_Material to process_
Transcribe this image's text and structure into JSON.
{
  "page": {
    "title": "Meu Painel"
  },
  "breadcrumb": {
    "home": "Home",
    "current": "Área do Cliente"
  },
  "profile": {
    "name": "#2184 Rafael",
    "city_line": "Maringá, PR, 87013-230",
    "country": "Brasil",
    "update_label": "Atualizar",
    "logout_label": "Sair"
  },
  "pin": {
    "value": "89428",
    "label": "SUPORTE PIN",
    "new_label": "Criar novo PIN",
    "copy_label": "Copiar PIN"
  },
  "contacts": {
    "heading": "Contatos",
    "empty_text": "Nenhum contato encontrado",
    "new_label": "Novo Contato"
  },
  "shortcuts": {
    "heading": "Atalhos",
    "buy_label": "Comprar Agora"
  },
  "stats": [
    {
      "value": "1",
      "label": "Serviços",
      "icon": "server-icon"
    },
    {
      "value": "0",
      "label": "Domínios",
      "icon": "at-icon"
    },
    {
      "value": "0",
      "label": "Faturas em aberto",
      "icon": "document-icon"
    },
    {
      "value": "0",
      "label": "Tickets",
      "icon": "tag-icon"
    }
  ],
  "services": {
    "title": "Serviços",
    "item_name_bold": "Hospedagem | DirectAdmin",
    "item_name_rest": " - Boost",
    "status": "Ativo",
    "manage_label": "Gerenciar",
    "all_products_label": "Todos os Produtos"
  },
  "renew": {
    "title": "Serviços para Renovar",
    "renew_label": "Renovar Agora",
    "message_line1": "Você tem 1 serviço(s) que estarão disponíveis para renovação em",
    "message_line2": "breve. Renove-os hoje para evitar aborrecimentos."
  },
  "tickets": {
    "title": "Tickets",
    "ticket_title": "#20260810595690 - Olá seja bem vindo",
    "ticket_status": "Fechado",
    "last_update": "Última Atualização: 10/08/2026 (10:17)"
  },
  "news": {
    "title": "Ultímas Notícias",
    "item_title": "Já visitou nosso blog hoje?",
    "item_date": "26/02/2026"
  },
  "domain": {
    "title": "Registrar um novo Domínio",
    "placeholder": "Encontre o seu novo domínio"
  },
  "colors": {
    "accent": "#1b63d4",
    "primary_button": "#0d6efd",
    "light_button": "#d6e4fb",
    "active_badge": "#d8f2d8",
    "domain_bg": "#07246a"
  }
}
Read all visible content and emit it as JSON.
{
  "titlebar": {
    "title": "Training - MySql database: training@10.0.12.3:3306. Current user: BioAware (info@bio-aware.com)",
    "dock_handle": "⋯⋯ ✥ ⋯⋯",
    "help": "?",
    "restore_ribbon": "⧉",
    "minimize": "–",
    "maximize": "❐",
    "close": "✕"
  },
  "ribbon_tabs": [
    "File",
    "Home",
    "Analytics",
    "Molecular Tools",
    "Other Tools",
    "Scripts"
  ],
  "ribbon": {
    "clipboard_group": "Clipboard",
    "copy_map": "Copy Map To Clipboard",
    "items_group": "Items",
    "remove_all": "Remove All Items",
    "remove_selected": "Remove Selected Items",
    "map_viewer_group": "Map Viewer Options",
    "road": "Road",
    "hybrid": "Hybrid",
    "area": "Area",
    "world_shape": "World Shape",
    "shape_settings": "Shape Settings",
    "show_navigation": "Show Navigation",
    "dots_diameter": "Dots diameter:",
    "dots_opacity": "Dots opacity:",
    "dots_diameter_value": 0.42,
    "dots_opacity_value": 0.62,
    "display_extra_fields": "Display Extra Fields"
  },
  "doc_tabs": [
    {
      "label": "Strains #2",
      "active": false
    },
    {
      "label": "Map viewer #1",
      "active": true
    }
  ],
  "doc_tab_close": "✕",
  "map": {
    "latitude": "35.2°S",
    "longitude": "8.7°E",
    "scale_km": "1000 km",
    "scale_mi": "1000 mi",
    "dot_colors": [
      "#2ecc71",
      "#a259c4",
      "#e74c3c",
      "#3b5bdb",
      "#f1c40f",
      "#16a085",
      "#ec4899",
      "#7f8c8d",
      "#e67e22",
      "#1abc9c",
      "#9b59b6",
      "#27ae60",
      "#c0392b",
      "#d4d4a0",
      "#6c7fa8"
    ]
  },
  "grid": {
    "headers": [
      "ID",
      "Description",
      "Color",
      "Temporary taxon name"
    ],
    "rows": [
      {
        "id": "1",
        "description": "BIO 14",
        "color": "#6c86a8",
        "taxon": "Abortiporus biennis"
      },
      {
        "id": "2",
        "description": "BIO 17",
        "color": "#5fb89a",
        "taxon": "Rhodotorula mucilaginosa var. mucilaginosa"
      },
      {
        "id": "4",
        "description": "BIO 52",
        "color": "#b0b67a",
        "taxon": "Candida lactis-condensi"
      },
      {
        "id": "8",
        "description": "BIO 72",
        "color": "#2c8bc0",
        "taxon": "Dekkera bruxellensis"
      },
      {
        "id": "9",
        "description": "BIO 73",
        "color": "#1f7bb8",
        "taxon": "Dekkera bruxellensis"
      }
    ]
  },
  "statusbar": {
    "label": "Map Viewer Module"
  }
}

_Work to do_
Gather up the lines that contain the word "Serviços".

_Full output_
      "label": "Serviços",
    "title": "Serviços",
    "title": "Serviços para Renovar",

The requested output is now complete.